**SHORT EXERCISE**
Extract all lines that hold "คคลน" from the records below.

**Stored data entries**
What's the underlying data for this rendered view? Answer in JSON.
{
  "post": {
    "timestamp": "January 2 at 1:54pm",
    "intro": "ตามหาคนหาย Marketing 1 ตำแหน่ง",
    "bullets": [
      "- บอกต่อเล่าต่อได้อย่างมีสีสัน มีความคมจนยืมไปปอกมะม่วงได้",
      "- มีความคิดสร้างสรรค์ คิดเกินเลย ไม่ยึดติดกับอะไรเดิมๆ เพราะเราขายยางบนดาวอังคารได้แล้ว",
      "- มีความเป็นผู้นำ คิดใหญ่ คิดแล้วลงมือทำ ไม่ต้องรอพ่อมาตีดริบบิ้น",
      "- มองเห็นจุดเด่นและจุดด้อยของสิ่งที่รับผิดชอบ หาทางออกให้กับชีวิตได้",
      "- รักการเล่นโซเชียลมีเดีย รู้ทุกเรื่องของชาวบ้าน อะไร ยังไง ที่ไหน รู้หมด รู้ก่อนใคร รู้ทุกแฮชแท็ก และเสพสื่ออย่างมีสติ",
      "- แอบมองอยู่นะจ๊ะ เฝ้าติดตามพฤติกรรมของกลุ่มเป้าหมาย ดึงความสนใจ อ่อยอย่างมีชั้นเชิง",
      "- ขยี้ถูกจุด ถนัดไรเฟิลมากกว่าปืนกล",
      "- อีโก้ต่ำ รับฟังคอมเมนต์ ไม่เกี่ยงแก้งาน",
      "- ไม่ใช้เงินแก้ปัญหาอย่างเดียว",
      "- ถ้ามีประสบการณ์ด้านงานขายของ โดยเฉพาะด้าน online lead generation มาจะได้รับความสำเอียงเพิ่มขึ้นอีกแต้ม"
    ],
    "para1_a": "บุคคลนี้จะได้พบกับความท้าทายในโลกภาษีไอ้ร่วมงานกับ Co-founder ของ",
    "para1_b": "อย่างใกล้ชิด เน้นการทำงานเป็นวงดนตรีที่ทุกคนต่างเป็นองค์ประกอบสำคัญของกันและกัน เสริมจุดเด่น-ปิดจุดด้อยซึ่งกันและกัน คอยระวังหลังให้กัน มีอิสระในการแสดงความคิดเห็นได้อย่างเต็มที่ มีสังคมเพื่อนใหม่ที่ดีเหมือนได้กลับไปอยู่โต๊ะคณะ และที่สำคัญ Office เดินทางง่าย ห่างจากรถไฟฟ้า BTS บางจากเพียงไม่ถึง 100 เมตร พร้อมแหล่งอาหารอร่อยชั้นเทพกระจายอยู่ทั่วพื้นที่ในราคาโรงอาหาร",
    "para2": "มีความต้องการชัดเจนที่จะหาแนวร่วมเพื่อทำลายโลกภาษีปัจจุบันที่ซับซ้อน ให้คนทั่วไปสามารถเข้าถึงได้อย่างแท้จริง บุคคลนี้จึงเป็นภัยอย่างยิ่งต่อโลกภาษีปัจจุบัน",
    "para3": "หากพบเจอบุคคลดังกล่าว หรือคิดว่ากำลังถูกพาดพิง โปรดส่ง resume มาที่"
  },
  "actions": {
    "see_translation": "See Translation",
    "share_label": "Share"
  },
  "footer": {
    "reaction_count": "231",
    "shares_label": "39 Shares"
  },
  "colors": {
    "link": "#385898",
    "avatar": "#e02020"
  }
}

**TASK OUTPUT**
    "para1_a": "บุคคลนี้จะได้พบกับความท้าทายในโลกภาษีไอ้ร่วมงานกับ Co-founder ของ",
    "para2": "มีความต้องการชัดเจนที่จะหาแนวร่วมเพื่อทำลายโลกภาษีปัจจุบันที่ซับซ้อน ให้คนทั่วไปสามารถเข้าถึงได้อย่างแท้จริง บุคคลนี้จึงเป็นภัยอย่างยิ่งต่อโลกภาษีปัจจุบัน",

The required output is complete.